Leave the pictures out and transcribe every record exactly.

#### DATA SHOWN

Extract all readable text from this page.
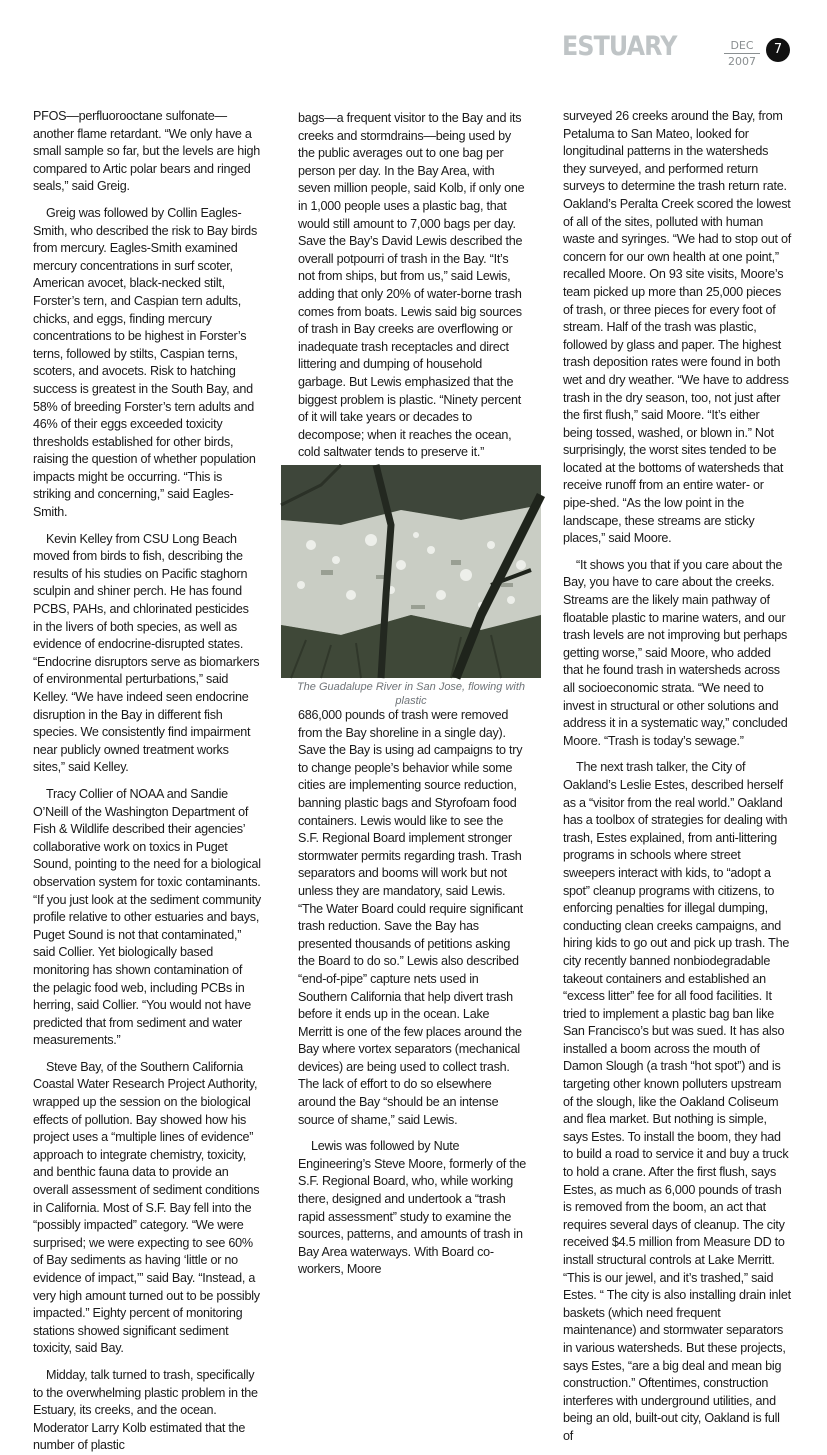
ESTUARY	DEC
2007
7

PFOS—perfluorooctane sulfonate—another flame retardant. “We only have a small sample so far, but the levels are high compared to Artic polar bears and ringed seals,” said Greig.

Greig was followed by Collin Eagles-Smith, who described the risk to Bay birds from mercury. Eagles-Smith examined mercury concentrations in surf scoter, American avocet, black-necked stilt, Forster’s tern, and Caspian tern adults, chicks, and eggs, finding mercury concentrations to be highest in Forster’s terns, followed by stilts, Caspian terns, scoters, and avocets. Risk to hatching success is greatest in the South Bay, and 58% of breeding Forster’s tern adults and 46% of their eggs exceeded toxicity thresholds established for other birds, raising the question of whether population impacts might be occurring. “This is striking and concerning,” said Eagles-Smith.

Kevin Kelley from CSU Long Beach moved from birds to fish, describing the results of his studies on Pacific staghorn sculpin and shiner perch. He has found PCBS, PAHs, and chlorinated pesticides in the livers of both species, as well as evidence of endocrine-disrupted states. “Endocrine disruptors serve as biomarkers of environmental perturbations,” said Kelley. “We have indeed seen endocrine disruption in the Bay in different fish species. We consistently find impairment near publicly owned treatment works sites,” said Kelley.

Tracy Collier of NOAA and Sandie O’Neill of the Washington Department of Fish & Wildlife described their agencies’ collaborative work on toxics in Puget Sound, pointing to the need for a biological observation system for toxic contaminants. “If you just look at the sediment community profile relative to other estuaries and bays, Puget Sound is not that contaminated,” said Collier. Yet biologically based monitoring has shown contamination of the pelagic food web, including PCBs in herring, said Collier. “You would not have predicted that from sediment and water measurements.”

Steve Bay, of the Southern California Coastal Water Research Project Authority, wrapped up the session on the biological effects of pollution. Bay showed how his project uses a “multiple lines of evidence” approach to integrate chemistry, toxicity, and benthic fauna data to provide an overall assessment of sediment conditions in California. Most of S.F. Bay fell into the “possibly impacted” category. “We were surprised; we were expecting to see 60% of Bay sediments as having ‘little or no evidence of impact,’” said Bay. “Instead, a very high amount turned out to be possibly impacted.” Eighty percent of monitoring stations showed significant sediment toxicity, said Bay.

Midday, talk turned to trash, specifically to the overwhelming plastic problem in the Estuary, its creeks, and the ocean. Moderator Larry Kolb estimated that the number of plastic

bags—a frequent visitor to the Bay and its creeks and stormdrains—being used by the public averages out to one bag per person per day. In the Bay Area, with seven million people, said Kolb, if only one in 1,000 people uses a plastic bag, that would still amount to 7,000 bags per day. Save the Bay’s David Lewis described the overall potpourri of trash in the Bay. “It’s not from ships, but from us,” said Lewis, adding that only 20% of water-borne trash comes from boats. Lewis said big sources of trash in Bay creeks are overflowing or inadequate trash receptacles and direct littering and dumping of household garbage. But Lewis emphasized that the biggest problem is plastic. “Ninety percent of it will take years or decades to decompose; when it reaches the ocean, cold saltwater tends to preserve it.”

The Guadalupe River in San Jose, flowing with plastic

686,000 pounds of trash were removed from the Bay shoreline in a single day). Save the Bay is using ad campaigns to try to change people’s behavior while some cities are implementing source reduction, banning plastic bags and Styrofoam food containers. Lewis would like to see the S.F. Regional Board implement stronger stormwater permits regarding trash. Trash separators and booms will work but not unless they are mandatory, said Lewis. “The Water Board could require significant trash reduction. Save the Bay has presented thousands of petitions asking the Board to do so.” Lewis also described “end-of-pipe” capture nets used in Southern California that help divert trash before it ends up in the ocean. Lake Merritt is one of the few places around the Bay where vortex separators (mechanical devices) are being used to collect trash. The lack of effort to do so elsewhere around the Bay “should be an intense source of shame,” said Lewis.

Lewis was followed by Nute Engineering’s Steve Moore, formerly of the S.F. Regional Board, who, while working there, designed and undertook a “trash rapid assessment” study to examine the sources, patterns, and amounts of trash in Bay Area waterways. With Board co-workers, Moore

surveyed 26 creeks around the Bay, from Petaluma to San Mateo, looked for longitudinal patterns in the watersheds they surveyed, and performed return surveys to determine the trash return rate. Oakland’s Peralta Creek scored the lowest of all of the sites, polluted with human waste and syringes. “We had to stop out of concern for our own health at one point,” recalled Moore. On 93 site visits, Moore’s team picked up more than 25,000 pieces of trash, or three pieces for every foot of stream. Half of the trash was plastic, followed by glass and paper. The highest trash deposition rates were found in both wet and dry weather. “We have to address trash in the dry season, too, not just after the first flush,” said Moore. “It’s either being tossed, washed, or blown in.” Not surprisingly, the worst sites tended to be located at the bottoms of watersheds that receive runoff from an entire water- or pipe-shed. “As the low point in the landscape, these streams are sticky places,” said Moore.

“It shows you that if you care about the Bay, you have to care about the creeks. Streams are the likely main pathway of floatable plastic to marine waters, and our trash levels are not improving but perhaps getting worse,” said Moore, who added that he found trash in watersheds across all socioeconomic strata. “We need to invest in structural or other solutions and address it in a systematic way,” concluded Moore. “Trash is today’s sewage.”

The next trash talker, the City of Oakland’s Leslie Estes, described herself as a “visitor from the real world.” Oakland has a toolbox of strategies for dealing with trash, Estes explained, from anti-littering programs in schools where street sweepers interact with kids, to “adopt a spot” cleanup programs with citizens, to enforcing penalties for illegal dumping, conducting clean creeks campaigns, and hiring kids to go out and pick up trash. The city recently banned nonbiodegradable takeout containers and established an “excess litter” fee for all food facilities. It tried to implement a plastic bag ban like San Francisco’s but was sued. It has also installed a boom across the mouth of Damon Slough (a trash “hot spot”) and is targeting other known polluters upstream of the slough, like the Oakland Coliseum and flea market. But nothing is simple, says Estes. To install the boom, they had to build a road to service it and buy a truck to hold a crane. After the first flush, says Estes, as much as 6,000 pounds of trash is removed from the boom, an act that requires several days of cleanup. The city received $4.5 million from Measure DD to install structural controls at Lake Merritt. “This is our jewel, and it’s trashed,” said Estes. “ The city is also installing drain inlet baskets (which need frequent maintenance) and stormwater separators in various watersheds. But these projects, says Estes, “are a big deal and mean big construction.” Oftentimes, construction interferes with underground utilities, and being an old, built-out city, Oakland is full of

########

* **CORRECT OUTPUT**:
Extract all readable text from this page.
ESTUARY	DEC
2007
7

PFOS—perfluorooctane sulfonate—another flame retardant. “We only have a small sample so far, but the levels are high compared to Artic polar bears and ringed seals,” said Greig.

Greig was followed by Collin Eagles-Smith, who described the risk to Bay birds from mercury. Eagles-Smith examined mercury concentrations in surf scoter, American avocet, black-necked stilt, Forster’s tern, and Caspian tern adults, chicks, and eggs, finding mercury concentrations to be highest in Forster’s terns, followed by stilts, Caspian terns, scoters, and avocets. Risk to hatching success is greatest in the South Bay, and 58% of breeding Forster’s tern adults and 46% of their eggs exceeded toxicity thresholds established for other birds, raising the question of whether population impacts might be occurring. “This is striking and concerning,” said Eagles-Smith.

Kevin Kelley from CSU Long Beach moved from birds to fish, describing the results of his studies on Pacific staghorn sculpin and shiner perch. He has found PCBS, PAHs, and chlorinated pesticides in the livers of both species, as well as evidence of endocrine-disrupted states. “Endocrine disruptors serve as biomarkers of environmental perturbations,” said Kelley. “We have indeed seen endocrine disruption in the Bay in different fish species. We consistently find impairment near publicly owned treatment works sites,” said Kelley.

Tracy Collier of NOAA and Sandie O’Neill of the Washington Department of Fish & Wildlife described their agencies’ collaborative work on toxics in Puget Sound, pointing to the need for a biological observation system for toxic contaminants. “If you just look at the sediment community profile relative to other estuaries and bays, Puget Sound is not that contaminated,” said Collier. Yet biologically based monitoring has shown contamination of the pelagic food web, including PCBs in herring, said Collier. “You would not have predicted that from sediment and water measurements.”

Steve Bay, of the Southern California Coastal Water Research Project Authority, wrapped up the session on the biological effects of pollution. Bay showed how his project uses a “multiple lines of evidence” approach to integrate chemistry, toxicity, and benthic fauna data to provide an overall assessment of sediment conditions in California. Most of S.F. Bay fell into the “possibly impacted” category. “We were surprised; we were expecting to see 60% of Bay sediments as having ‘little or no evidence of impact,’” said Bay. “Instead, a very high amount turned out to be possibly impacted.” Eighty percent of monitoring stations showed significant sediment toxicity, said Bay.

Midday, talk turned to trash, specifically to the overwhelming plastic problem in the Estuary, its creeks, and the ocean. Moderator Larry Kolb estimated that the number of plastic

bags—a frequent visitor to the Bay and its creeks and stormdrains—being used by the public averages out to one bag per person per day. In the Bay Area, with seven million people, said Kolb, if only one in 1,000 people uses a plastic bag, that would still amount to 7,000 bags per day. Save the Bay’s David Lewis described the overall potpourri of trash in the Bay. “It’s not from ships, but from us,” said Lewis, adding that only 20% of water-borne trash comes from boats. Lewis said big sources of trash in Bay creeks are overflowing or inadequate trash receptacles and direct littering and dumping of household garbage. But Lewis emphasized that the biggest problem is plastic. “Ninety percent of it will take years or decades to decompose; when it reaches the ocean, cold saltwater tends to preserve it.”

The Guadalupe River in San Jose, flowing with plastic

686,000 pounds of trash were removed from the Bay shoreline in a single day). Save the Bay is using ad campaigns to try to change people’s behavior while some cities are implementing source reduction, banning plastic bags and Styrofoam food containers. Lewis would like to see the S.F. Regional Board implement stronger stormwater permits regarding trash. Trash separators and booms will work but not unless they are mandatory, said Lewis. “The Water Board could require significant trash reduction. Save the Bay has presented thousands of petitions asking the Board to do so.” Lewis also described “end-of-pipe” capture nets used in Southern California that help divert trash before it ends up in the ocean. Lake Merritt is one of the few places around the Bay where vortex separators (mechanical devices) are being used to collect trash. The lack of effort to do so elsewhere around the Bay “should be an intense source of shame,” said Lewis.

Lewis was followed by Nute Engineering’s Steve Moore, formerly of the S.F. Regional Board, who, while working there, designed and undertook a “trash rapid assessment” study to examine the sources, patterns, and amounts of trash in Bay Area waterways. With Board co-workers, Moore

surveyed 26 creeks around the Bay, from Petaluma to San Mateo, looked for longitudinal patterns in the watersheds they surveyed, and performed return surveys to determine the trash return rate. Oakland’s Peralta Creek scored the lowest of all of the sites, polluted with human waste and syringes. “We had to stop out of concern for our own health at one point,” recalled Moore. On 93 site visits, Moore’s team picked up more than 25,000 pieces of trash, or three pieces for every foot of stream. Half of the trash was plastic, followed by glass and paper. The highest trash deposition rates were found in both wet and dry weather. “We have to address trash in the dry season, too, not just after the first flush,” said Moore. “It’s either being tossed, washed, or blown in.” Not surprisingly, the worst sites tended to be located at the bottoms of watersheds that receive runoff from an entire water- or pipe-shed. “As the low point in the landscape, these streams are sticky places,” said Moore.

“It shows you that if you care about the Bay, you have to care about the creeks. Streams are the likely main pathway of floatable plastic to marine waters, and our trash levels are not improving but perhaps getting worse,” said Moore, who added that he found trash in watersheds across all socioeconomic strata. “We need to invest in structural or other solutions and address it in a systematic way,” concluded Moore. “Trash is today’s sewage.”

The next trash talker, the City of Oakland’s Leslie Estes, described herself as a “visitor from the real world.” Oakland has a toolbox of strategies for dealing with trash, Estes explained, from anti-littering programs in schools where street sweepers interact with kids, to “adopt a spot” cleanup programs with citizens, to enforcing penalties for illegal dumping, conducting clean creeks campaigns, and hiring kids to go out and pick up trash. The city recently banned nonbiodegradable takeout containers and established an “excess litter” fee for all food facilities. It tried to implement a plastic bag ban like San Francisco’s but was sued. It has also installed a boom across the mouth of Damon Slough (a trash “hot spot”) and is targeting other known polluters upstream of the slough, like the Oakland Coliseum and flea market. But nothing is simple, says Estes. To install the boom, they had to build a road to service it and buy a truck to hold a crane. After the first flush, says Estes, as much as 6,000 pounds of trash is removed from the boom, an act that requires several days of cleanup. The city received $4.5 million from Measure DD to install structural controls at Lake Merritt. “This is our jewel, and it’s trashed,” said Estes. “ The city is also installing drain inlet baskets (which need frequent maintenance) and stormwater separators in various watersheds. But these projects, says Estes, “are a big deal and mean big construction.” Oftentimes, construction interferes with underground utilities, and being an old, built-out city, Oakland is full of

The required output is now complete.